THE REQUEST → Search the data for the word "Преобразование" and copy every line that contains it.

Data entries
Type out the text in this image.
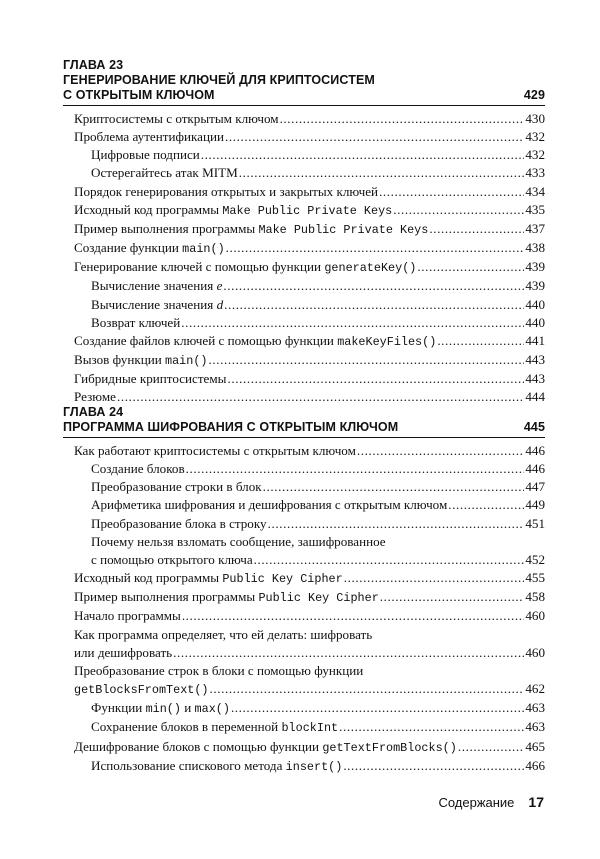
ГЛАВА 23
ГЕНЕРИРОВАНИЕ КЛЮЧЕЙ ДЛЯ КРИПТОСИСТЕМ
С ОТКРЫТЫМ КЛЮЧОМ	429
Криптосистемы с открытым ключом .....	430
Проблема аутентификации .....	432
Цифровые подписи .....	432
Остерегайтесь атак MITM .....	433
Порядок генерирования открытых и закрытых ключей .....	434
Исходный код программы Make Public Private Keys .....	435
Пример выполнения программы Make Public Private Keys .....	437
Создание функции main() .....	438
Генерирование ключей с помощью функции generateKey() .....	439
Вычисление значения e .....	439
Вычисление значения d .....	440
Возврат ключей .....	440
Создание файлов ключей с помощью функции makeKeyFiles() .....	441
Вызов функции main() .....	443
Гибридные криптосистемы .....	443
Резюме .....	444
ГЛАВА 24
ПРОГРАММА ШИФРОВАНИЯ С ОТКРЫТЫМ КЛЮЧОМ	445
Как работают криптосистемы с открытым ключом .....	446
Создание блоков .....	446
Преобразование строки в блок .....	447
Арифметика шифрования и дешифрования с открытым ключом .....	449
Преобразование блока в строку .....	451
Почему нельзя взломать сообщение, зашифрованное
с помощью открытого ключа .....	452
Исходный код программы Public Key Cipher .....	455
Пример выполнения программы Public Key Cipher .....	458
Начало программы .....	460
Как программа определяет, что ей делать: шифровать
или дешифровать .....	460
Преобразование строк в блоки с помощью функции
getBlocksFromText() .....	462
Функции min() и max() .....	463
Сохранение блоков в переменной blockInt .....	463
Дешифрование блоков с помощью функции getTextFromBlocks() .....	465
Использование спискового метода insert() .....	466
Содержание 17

EXERCISE SOLUTION →
Преобразование строки в блок .....	447
Преобразование блока в строку .....	451
Преобразование строк в блоки с помощью функции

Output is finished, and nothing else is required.